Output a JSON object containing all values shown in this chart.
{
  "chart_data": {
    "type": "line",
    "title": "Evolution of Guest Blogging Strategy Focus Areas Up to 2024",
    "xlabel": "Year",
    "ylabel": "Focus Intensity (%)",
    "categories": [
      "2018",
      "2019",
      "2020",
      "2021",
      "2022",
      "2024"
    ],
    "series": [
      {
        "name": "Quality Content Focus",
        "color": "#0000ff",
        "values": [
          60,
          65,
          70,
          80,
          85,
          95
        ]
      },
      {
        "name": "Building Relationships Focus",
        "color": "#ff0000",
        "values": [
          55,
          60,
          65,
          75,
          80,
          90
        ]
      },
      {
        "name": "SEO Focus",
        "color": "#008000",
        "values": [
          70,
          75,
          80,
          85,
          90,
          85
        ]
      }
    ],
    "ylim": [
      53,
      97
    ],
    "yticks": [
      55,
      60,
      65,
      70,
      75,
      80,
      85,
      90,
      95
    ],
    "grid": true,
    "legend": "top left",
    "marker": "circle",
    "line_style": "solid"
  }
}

★ ★ ★

# [Task prompt]
Where a line holds "color", copy that line.

# [Expected answer]
        "color": "#0000ff",
        "color": "#ff0000",
        "color": "#008000",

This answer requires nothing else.